## EXERCISE
Filter for the word "mean" and keep each matching line.

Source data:
★ ★ ★
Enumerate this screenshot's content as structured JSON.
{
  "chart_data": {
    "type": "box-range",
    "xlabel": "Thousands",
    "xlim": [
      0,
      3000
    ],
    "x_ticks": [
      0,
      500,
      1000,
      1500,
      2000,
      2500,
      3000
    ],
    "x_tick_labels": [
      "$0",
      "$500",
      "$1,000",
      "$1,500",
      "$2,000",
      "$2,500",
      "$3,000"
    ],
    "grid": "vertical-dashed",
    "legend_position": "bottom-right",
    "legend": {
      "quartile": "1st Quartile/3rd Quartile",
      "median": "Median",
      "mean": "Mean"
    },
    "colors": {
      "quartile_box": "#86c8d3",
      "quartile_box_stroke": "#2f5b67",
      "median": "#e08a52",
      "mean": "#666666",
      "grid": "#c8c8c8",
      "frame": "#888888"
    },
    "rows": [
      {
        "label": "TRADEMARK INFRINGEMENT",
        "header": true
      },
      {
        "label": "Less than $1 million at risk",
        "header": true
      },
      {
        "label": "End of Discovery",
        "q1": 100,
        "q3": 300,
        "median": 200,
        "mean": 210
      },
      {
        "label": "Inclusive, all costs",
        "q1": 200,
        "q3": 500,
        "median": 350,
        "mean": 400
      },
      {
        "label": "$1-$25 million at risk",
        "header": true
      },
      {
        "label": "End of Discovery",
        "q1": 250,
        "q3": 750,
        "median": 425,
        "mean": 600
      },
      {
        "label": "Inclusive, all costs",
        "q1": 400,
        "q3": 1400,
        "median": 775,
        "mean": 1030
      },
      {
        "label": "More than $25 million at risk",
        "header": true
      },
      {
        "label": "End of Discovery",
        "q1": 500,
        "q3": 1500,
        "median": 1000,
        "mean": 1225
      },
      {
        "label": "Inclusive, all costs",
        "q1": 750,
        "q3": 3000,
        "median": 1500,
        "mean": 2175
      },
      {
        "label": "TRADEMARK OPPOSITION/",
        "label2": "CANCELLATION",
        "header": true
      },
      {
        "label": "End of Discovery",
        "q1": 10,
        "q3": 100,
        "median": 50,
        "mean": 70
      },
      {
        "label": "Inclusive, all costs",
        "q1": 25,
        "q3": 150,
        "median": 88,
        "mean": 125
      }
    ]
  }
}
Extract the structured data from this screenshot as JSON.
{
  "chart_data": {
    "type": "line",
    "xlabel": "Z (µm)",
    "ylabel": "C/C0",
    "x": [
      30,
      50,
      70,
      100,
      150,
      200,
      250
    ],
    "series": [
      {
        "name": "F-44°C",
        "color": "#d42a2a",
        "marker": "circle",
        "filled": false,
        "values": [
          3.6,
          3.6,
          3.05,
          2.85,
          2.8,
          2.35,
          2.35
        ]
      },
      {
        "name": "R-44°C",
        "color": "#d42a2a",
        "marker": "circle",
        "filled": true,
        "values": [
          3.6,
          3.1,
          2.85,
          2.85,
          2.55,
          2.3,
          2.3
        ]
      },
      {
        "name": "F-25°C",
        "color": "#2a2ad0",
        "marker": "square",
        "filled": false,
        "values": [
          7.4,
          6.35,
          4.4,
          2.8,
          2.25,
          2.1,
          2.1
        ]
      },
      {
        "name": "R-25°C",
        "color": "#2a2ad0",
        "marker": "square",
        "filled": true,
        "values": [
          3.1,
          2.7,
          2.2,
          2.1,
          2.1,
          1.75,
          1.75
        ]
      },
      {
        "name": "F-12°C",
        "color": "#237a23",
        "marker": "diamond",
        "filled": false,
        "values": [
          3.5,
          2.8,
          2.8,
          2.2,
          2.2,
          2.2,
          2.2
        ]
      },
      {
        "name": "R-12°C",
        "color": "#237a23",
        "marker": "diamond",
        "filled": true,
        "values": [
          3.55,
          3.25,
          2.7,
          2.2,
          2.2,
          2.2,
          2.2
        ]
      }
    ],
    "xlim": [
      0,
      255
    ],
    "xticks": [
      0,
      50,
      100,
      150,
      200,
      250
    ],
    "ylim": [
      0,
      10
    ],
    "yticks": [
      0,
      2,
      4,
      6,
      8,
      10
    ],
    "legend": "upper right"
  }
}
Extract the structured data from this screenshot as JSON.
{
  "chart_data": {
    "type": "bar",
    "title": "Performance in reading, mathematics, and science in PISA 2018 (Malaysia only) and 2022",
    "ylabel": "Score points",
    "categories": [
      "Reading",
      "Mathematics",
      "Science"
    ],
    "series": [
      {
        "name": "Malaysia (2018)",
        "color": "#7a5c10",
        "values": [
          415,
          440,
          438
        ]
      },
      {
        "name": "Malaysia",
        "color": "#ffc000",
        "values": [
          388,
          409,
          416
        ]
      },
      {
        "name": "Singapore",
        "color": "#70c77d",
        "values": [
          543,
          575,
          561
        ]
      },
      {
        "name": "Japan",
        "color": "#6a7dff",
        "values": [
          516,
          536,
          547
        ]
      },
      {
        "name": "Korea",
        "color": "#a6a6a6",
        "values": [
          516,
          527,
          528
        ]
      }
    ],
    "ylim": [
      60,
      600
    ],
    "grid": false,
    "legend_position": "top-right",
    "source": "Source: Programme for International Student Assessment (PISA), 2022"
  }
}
★ ★ ★
## PROBLEM SOLUTION
      "mean": "Mean"
      "mean": "#666666",
        "mean": 210
        "mean": 400
        "mean": 600
        "mean": 1030
        "mean": 1225
        "mean": 2175
        "mean": 70
        "mean": 125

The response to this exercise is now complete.